| Task |
Copy out the entries verbatim, starting with the line containing "menu-item-linked-objects[interactable]: Linked objects" and going on through the line containing "ruler-tick [504,83,505,88]".

+++++

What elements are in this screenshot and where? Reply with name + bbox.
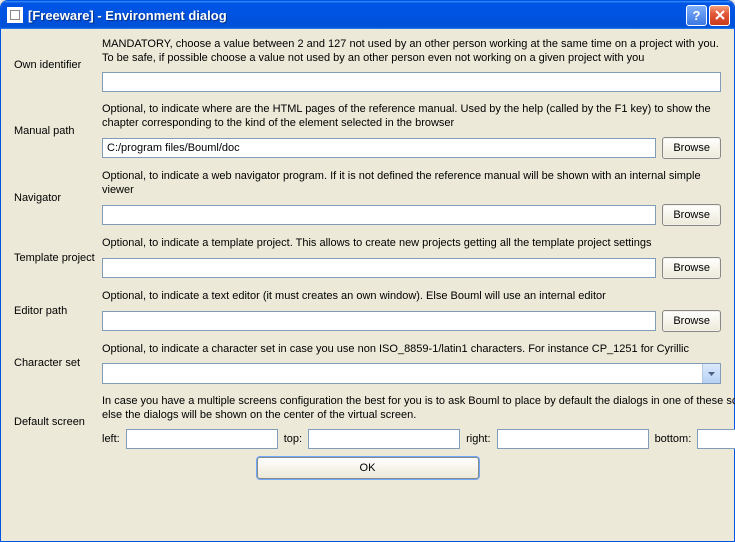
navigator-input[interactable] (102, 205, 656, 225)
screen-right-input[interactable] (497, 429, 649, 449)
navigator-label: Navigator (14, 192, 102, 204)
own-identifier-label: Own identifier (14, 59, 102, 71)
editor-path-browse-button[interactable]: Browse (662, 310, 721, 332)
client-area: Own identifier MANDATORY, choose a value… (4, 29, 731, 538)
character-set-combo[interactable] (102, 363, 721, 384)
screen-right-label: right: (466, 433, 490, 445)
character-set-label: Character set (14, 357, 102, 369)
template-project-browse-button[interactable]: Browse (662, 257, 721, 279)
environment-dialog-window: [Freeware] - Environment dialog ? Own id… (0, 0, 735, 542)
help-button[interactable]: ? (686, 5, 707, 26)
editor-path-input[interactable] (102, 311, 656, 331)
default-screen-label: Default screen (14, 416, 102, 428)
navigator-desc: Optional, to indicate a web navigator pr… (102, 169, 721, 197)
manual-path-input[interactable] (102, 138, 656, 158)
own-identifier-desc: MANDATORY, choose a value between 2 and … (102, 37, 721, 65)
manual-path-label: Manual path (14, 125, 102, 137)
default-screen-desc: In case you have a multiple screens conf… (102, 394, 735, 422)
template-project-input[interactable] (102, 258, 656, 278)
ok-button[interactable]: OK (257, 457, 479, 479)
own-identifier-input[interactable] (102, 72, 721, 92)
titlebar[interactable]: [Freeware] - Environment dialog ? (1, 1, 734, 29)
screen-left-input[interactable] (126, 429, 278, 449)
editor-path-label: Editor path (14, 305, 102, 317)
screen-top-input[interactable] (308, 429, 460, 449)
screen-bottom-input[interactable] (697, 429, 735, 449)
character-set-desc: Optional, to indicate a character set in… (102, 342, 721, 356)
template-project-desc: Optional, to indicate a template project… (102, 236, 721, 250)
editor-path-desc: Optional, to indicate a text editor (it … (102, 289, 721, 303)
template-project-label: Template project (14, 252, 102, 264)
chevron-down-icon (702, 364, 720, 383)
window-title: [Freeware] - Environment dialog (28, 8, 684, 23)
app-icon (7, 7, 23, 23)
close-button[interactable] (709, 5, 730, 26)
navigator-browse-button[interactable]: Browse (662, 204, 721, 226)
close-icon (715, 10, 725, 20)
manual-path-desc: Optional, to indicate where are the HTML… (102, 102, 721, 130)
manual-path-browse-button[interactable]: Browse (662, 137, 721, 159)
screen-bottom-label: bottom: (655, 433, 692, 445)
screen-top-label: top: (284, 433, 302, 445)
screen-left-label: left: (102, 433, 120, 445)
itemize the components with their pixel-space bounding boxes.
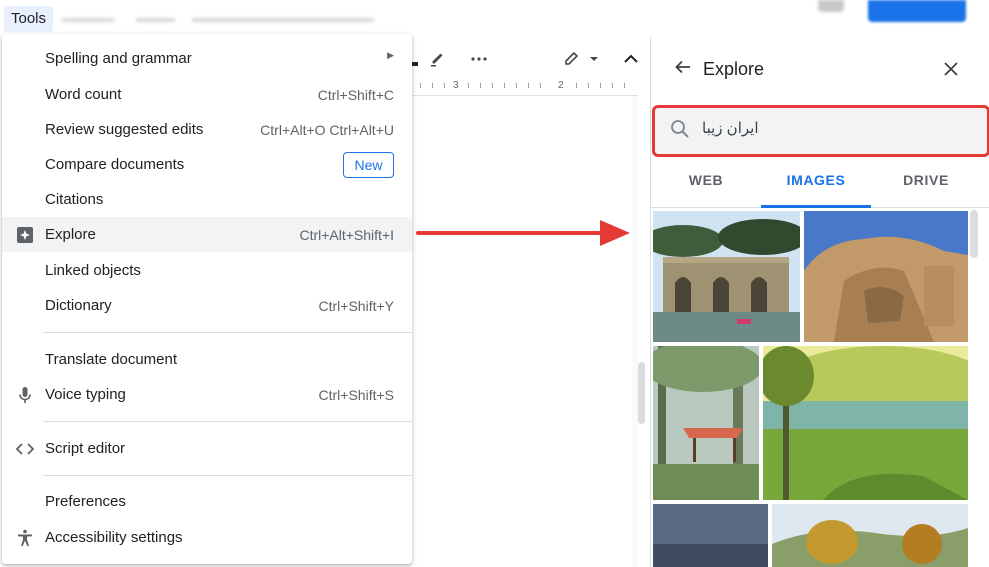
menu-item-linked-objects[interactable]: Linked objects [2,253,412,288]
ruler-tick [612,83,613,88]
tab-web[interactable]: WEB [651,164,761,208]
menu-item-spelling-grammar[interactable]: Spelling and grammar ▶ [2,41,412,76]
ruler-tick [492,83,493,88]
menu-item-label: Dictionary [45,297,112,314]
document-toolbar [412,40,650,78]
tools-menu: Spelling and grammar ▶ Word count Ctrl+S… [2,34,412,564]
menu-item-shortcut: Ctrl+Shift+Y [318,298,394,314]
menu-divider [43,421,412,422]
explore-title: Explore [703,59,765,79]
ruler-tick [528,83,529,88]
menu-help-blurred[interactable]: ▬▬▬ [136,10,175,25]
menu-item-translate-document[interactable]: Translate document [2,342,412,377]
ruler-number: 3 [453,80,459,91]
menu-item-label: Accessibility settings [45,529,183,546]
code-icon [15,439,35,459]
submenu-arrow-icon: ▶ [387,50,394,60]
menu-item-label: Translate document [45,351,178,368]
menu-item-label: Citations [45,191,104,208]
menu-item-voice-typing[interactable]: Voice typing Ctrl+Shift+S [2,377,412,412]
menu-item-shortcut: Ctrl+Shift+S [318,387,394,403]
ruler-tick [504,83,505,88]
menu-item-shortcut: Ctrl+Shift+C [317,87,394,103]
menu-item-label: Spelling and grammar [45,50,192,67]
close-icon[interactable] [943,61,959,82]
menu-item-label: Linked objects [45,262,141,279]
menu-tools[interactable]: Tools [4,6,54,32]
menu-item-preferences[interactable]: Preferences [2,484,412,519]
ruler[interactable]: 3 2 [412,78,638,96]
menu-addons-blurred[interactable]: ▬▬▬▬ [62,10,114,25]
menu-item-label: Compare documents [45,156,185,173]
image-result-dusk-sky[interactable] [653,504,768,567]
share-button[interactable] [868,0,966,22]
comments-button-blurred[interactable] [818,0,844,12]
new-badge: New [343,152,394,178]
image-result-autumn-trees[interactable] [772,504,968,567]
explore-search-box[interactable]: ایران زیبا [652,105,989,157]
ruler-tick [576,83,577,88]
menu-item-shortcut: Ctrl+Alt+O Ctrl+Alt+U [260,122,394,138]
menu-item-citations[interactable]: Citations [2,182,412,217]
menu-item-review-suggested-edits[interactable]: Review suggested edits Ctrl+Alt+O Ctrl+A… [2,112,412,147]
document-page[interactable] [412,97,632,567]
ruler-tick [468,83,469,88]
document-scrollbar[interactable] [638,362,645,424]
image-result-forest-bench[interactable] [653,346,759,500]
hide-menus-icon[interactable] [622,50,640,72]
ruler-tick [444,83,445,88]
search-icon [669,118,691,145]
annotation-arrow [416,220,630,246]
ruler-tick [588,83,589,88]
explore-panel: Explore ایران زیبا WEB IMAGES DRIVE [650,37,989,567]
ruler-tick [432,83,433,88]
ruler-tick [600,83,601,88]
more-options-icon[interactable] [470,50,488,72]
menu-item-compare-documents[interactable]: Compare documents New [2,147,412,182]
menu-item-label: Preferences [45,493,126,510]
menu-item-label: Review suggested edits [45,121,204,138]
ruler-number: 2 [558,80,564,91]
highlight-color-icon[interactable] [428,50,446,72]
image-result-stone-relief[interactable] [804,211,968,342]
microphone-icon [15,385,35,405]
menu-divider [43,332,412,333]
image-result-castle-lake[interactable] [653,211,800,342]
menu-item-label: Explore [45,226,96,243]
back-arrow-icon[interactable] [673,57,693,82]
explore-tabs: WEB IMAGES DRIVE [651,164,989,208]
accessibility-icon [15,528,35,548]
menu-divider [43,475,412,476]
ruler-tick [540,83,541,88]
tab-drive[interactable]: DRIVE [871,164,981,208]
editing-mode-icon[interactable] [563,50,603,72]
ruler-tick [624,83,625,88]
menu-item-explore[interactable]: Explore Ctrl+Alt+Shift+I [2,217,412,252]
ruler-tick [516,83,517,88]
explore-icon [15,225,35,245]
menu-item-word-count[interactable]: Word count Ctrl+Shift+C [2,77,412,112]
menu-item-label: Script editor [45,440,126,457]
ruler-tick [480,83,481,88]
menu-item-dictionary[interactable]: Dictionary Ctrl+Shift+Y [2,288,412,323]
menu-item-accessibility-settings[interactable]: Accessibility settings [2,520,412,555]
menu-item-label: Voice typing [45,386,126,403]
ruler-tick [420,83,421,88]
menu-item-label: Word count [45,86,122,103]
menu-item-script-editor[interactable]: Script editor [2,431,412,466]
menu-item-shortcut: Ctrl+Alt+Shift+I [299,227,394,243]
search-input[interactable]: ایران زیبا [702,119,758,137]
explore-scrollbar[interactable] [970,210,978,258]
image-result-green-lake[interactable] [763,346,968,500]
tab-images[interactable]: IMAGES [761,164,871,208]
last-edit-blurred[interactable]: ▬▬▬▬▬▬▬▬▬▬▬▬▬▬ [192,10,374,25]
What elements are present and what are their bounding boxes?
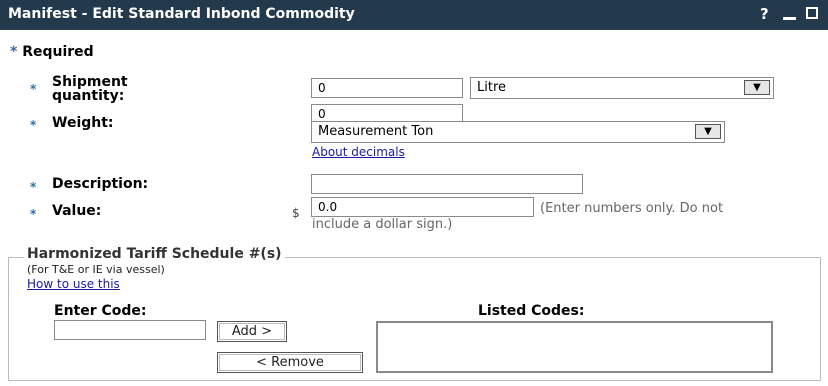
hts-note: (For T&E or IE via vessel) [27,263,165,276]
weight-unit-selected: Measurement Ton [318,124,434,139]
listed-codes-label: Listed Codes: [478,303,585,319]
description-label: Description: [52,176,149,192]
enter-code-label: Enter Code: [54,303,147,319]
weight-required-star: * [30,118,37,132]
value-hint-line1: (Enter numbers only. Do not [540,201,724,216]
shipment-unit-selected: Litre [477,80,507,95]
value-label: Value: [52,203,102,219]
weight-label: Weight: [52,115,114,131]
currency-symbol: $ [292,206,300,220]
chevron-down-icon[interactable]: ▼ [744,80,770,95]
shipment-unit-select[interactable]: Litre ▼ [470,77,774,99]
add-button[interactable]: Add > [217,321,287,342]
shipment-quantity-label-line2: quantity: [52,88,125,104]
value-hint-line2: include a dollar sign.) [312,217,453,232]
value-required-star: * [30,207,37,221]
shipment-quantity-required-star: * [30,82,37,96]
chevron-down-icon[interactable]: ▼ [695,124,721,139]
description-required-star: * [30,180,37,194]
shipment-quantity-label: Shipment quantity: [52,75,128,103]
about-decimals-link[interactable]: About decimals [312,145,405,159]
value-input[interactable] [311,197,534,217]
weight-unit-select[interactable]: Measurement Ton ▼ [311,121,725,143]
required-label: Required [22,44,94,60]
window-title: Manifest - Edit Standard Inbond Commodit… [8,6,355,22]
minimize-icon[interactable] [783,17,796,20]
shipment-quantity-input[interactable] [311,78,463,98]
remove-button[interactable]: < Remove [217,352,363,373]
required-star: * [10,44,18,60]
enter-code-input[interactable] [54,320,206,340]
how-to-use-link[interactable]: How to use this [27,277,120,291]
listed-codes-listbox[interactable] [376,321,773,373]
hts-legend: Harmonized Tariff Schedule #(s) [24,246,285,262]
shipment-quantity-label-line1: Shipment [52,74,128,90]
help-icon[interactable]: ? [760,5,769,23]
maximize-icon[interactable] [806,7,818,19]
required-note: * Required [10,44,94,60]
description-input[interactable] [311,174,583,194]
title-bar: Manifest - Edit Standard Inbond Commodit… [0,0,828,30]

+++++

| Task solution |
menu-item-linked-objects[interactable]: Linked objects [2,253,412,288]
ruler-tick [612,83,613,88]
tab-web[interactable]: WEB [651,164,761,208]
menu-item-spelling-grammar[interactable]: Spelling and grammar ▶ [2,41,412,76]
ruler-tick [492,83,493,88]
menu-item-label: Dictionary [45,297,112,314]
document-toolbar [412,40,650,78]
tools-menu: Spelling and grammar ▶ Word count Ctrl+S… [2,34,412,564]
menu-item-shortcut: Ctrl+Shift+Y [318,298,394,314]
menu-divider [43,421,412,422]
explore-title: Explore [703,59,765,79]
ruler-tick [528,83,529,88]
menu-help-blurred[interactable]: ▬▬▬ [136,10,175,25]
menu-item-translate-document[interactable]: Translate document [2,342,412,377]
ruler-number: 3 [453,80,459,91]
menu-item-label: Accessibility settings [45,529,183,546]
code-icon [15,439,35,459]
submenu-arrow-icon: ▶ [387,50,394,60]
menu-item-label: Translate document [45,351,178,368]
menu-item-label: Citations [45,191,104,208]
menu-item-voice-typing[interactable]: Voice typing Ctrl+Shift+S [2,377,412,412]
menu-item-shortcut: Ctrl+Shift+S [318,387,394,403]
ruler-tick [504,83,505,88]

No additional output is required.